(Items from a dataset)
↓

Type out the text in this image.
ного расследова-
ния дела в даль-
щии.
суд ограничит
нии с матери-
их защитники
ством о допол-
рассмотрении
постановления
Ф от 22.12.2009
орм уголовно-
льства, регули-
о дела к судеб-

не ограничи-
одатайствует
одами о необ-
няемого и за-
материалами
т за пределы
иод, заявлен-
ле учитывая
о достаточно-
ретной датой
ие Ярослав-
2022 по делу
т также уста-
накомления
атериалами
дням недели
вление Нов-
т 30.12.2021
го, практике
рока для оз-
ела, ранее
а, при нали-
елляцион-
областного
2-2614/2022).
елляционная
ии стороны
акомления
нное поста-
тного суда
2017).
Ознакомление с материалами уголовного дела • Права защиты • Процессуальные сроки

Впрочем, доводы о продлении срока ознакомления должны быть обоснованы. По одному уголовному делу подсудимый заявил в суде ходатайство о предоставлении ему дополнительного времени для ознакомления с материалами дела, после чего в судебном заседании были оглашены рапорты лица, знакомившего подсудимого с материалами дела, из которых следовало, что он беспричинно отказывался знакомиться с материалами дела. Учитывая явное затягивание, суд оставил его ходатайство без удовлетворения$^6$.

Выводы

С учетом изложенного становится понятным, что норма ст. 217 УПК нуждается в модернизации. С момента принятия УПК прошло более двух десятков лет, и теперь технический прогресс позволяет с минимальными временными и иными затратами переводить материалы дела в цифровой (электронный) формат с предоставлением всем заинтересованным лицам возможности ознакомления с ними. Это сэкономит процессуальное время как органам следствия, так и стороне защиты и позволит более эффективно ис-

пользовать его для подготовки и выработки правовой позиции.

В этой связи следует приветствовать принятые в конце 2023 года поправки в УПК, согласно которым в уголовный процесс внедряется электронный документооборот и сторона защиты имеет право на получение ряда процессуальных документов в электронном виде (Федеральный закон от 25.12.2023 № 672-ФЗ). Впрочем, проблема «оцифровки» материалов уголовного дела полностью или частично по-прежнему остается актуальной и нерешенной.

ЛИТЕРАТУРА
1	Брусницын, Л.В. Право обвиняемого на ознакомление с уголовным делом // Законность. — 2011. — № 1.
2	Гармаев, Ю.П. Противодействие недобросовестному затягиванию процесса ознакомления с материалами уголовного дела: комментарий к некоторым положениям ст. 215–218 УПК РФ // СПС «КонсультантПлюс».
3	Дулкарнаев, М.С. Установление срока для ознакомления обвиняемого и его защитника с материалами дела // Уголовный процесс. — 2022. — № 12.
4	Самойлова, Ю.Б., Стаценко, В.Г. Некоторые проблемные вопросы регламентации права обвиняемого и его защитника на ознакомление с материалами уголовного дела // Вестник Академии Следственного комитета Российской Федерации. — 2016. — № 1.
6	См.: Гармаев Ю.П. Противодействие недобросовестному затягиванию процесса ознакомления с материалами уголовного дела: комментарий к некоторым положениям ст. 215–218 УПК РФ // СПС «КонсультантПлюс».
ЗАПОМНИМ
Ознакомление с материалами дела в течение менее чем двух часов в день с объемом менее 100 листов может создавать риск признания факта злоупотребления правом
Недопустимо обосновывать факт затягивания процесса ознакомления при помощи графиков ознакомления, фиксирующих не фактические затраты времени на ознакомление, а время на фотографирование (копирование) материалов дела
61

↑

Filter the listing for the word "Гармаев" and copy every line that holds it.

■ The reply:
2	Гармаев, Ю.П. Противодействие недобросовестному затягиванию процесса ознакомления с материалами уголовного дела: комментарий к некоторым положениям ст. 215–218 УПК РФ // СПС «КонсультантПлюс».
6	См.: Гармаев Ю.П. Противодействие недобросовестному затягиванию процесса ознакомления с материалами уголовного дела: комментарий к некоторым положениям ст. 215–218 УПК РФ // СПС «КонсультантПлюс».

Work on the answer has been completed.